■ **Records supplied**
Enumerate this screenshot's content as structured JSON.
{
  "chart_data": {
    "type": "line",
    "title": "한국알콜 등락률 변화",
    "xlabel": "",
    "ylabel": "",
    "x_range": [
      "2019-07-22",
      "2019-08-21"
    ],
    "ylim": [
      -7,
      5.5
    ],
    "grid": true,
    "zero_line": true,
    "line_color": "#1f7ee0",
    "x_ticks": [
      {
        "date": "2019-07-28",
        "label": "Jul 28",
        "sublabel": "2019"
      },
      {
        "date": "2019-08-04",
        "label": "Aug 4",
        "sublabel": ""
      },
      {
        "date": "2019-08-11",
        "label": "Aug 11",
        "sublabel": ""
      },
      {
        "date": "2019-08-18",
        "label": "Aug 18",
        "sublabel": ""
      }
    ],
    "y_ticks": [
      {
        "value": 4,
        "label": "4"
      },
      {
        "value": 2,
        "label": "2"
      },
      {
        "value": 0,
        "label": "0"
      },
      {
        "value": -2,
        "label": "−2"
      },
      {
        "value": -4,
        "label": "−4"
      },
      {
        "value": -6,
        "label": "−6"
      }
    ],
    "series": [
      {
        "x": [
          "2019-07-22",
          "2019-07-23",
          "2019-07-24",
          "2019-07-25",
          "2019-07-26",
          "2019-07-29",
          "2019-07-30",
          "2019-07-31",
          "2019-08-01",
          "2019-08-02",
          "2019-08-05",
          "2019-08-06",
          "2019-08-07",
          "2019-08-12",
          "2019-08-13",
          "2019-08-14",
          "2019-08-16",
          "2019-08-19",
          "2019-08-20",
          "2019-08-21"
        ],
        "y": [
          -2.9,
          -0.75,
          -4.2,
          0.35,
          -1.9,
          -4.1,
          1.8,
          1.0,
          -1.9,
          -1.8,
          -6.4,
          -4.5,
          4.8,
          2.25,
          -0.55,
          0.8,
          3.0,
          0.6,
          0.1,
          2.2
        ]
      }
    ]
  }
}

■ **Set task**
Extract every line from the records above that contains the word "date".

■ **Response to this exercise**
        "date": "2019-07-28",
        "date": "2019-08-04",
        "date": "2019-08-11",
        "date": "2019-08-18",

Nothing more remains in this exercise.